### WORK REQUIRED
Transcribe only the stretch of lines that opens with the line containing "Extract the structured data from this chart" and closes with the last line of the listing, skipping pictures.

[Figure content listings]
************

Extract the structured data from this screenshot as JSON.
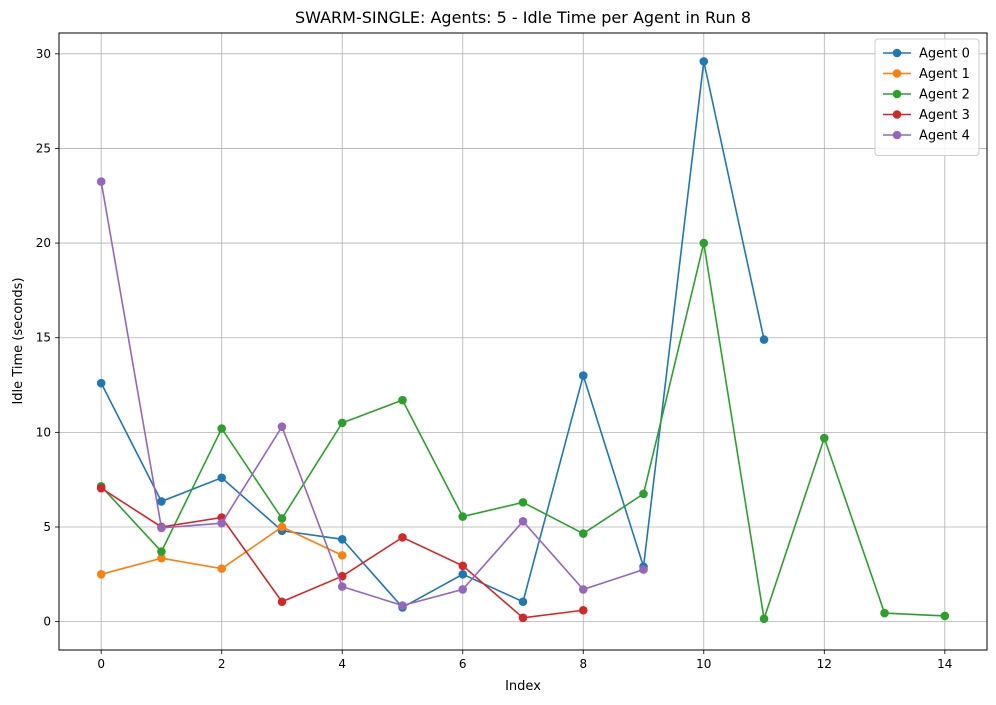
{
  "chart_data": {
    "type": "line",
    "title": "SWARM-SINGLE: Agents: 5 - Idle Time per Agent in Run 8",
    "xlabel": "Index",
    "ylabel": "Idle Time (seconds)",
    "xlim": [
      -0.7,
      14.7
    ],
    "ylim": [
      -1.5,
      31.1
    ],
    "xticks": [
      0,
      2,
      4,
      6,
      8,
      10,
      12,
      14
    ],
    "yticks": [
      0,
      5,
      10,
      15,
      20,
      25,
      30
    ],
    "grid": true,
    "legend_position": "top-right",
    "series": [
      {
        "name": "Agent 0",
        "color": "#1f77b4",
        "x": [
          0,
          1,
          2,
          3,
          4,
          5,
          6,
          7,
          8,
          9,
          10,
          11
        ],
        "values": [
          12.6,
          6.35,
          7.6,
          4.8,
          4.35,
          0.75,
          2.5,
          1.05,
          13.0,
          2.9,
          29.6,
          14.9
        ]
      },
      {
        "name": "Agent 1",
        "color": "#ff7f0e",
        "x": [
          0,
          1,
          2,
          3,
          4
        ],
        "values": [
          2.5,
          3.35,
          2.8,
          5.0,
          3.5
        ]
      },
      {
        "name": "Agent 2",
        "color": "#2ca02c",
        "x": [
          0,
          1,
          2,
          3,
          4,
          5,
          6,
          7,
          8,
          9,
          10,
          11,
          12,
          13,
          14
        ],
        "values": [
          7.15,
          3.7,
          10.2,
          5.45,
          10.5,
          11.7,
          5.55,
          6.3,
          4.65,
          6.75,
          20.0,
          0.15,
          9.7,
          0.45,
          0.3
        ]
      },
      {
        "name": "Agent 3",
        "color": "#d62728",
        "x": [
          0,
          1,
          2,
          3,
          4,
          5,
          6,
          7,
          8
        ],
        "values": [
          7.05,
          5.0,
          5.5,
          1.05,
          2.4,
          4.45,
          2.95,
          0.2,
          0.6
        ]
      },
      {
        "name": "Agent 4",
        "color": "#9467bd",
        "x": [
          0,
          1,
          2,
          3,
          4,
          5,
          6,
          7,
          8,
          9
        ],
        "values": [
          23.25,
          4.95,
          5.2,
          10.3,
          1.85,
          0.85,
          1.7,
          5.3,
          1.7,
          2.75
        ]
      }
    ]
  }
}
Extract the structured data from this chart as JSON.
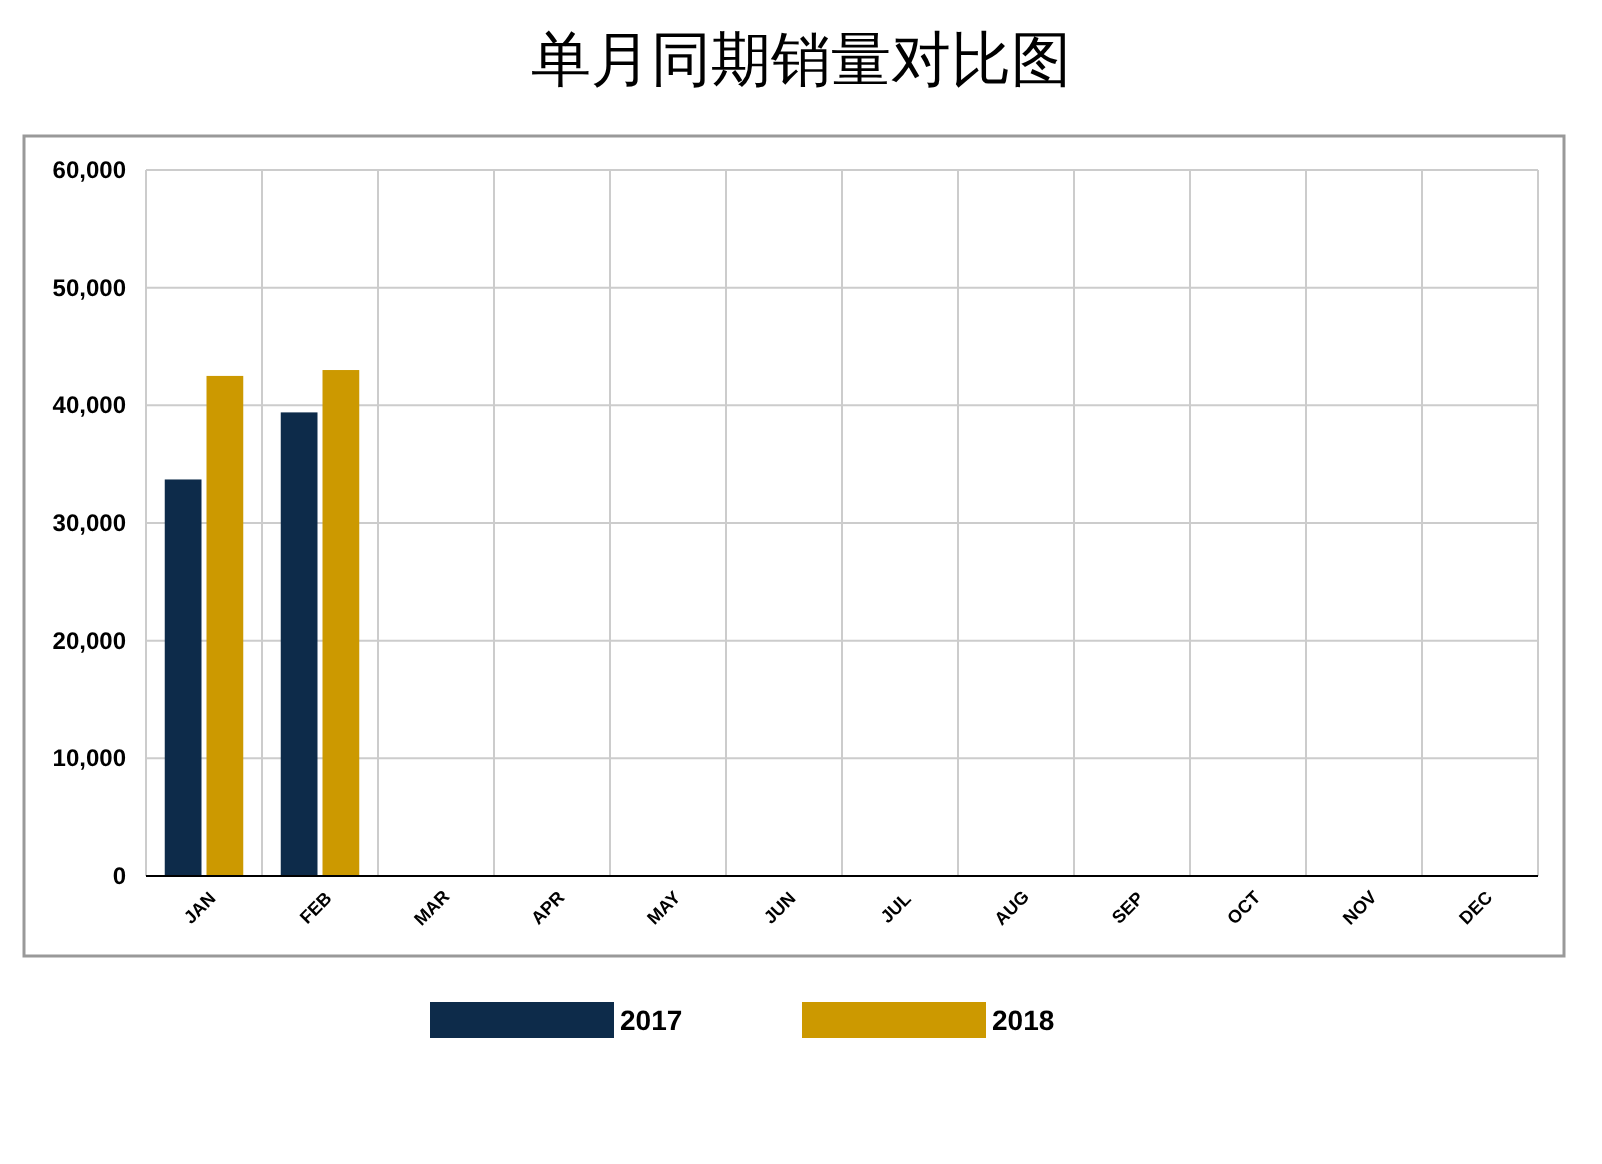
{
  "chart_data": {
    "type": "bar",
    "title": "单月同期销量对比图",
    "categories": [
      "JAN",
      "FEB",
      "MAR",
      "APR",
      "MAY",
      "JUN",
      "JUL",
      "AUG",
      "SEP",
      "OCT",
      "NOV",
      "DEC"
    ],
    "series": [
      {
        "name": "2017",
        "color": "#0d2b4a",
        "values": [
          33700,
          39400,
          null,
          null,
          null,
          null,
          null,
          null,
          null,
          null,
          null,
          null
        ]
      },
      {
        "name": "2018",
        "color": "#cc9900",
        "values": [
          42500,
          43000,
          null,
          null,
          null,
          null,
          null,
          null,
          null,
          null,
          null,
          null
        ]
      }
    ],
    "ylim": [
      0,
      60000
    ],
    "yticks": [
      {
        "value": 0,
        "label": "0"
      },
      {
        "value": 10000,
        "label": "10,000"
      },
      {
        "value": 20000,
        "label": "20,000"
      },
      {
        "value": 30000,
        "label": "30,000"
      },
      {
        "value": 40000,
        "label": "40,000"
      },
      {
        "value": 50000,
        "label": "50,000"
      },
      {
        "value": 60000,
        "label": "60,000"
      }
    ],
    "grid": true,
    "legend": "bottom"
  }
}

************

### EXERCISE OUTPUT
Extract the structured data from this chart as JSON.
{
  "chart_data": {
    "type": "bar",
    "title": "单月同期销量对比图",
    "categories": [
      "JAN",
      "FEB",
      "MAR",
      "APR",
      "MAY",
      "JUN",
      "JUL",
      "AUG",
      "SEP",
      "OCT",
      "NOV",
      "DEC"
    ],
    "series": [
      {
        "name": "2017",
        "color": "#0d2b4a",
        "values": [
          33700,
          39400,
          null,
          null,
          null,
          null,
          null,
          null,
          null,
          null,
          null,
          null
        ]
      },
      {
        "name": "2018",
        "color": "#cc9900",
        "values": [
          42500,
          43000,
          null,
          null,
          null,
          null,
          null,
          null,
          null,
          null,
          null,
          null
        ]
      }
    ],
    "ylim": [
      0,
      60000
    ],
    "yticks": [
      {
        "value": 0,
        "label": "0"
      },
      {
        "value": 10000,
        "label": "10,000"
      },
      {
        "value": 20000,
        "label": "20,000"
      },
      {
        "value": 30000,
        "label": "30,000"
      },
      {
        "value": 40000,
        "label": "40,000"
      },
      {
        "value": 50000,
        "label": "50,000"
      },
      {
        "value": 60000,
        "label": "60,000"
      }
    ],
    "grid": true,
    "legend": "bottom"
  }
}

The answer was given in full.